■ **Records from a data collection**:
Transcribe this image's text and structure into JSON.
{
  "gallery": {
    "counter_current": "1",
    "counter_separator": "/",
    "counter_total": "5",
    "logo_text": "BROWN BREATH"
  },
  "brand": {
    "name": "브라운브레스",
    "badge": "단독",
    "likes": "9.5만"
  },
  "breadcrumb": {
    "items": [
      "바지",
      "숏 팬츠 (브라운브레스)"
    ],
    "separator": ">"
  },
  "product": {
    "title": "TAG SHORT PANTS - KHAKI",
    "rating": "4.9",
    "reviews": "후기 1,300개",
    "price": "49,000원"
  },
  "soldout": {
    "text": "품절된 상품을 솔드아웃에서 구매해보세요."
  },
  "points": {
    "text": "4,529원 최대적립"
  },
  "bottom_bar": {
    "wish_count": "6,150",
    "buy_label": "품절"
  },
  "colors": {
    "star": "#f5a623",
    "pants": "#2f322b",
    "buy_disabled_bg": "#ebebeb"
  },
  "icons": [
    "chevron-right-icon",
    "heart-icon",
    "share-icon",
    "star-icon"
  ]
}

■ **Directions for this task**: Retype the entries one by one, exactly.

■ **Exercise output**:
Transcribe this image's text and structure into JSON.
{
  "gallery": {
    "counter_current": "1",
    "counter_separator": "/",
    "counter_total": "5",
    "logo_text": "BROWN BREATH"
  },
  "brand": {
    "name": "브라운브레스",
    "badge": "단독",
    "likes": "9.5만"
  },
  "breadcrumb": {
    "items": [
      "바지",
      "숏 팬츠 (브라운브레스)"
    ],
    "separator": ">"
  },
  "product": {
    "title": "TAG SHORT PANTS - KHAKI",
    "rating": "4.9",
    "reviews": "후기 1,300개",
    "price": "49,000원"
  },
  "soldout": {
    "text": "품절된 상품을 솔드아웃에서 구매해보세요."
  },
  "points": {
    "text": "4,529원 최대적립"
  },
  "bottom_bar": {
    "wish_count": "6,150",
    "buy_label": "품절"
  },
  "colors": {
    "star": "#f5a623",
    "pants": "#2f322b",
    "buy_disabled_bg": "#ebebeb"
  },
  "icons": [
    "chevron-right-icon",
    "heart-icon",
    "share-icon",
    "star-icon"
  ]
}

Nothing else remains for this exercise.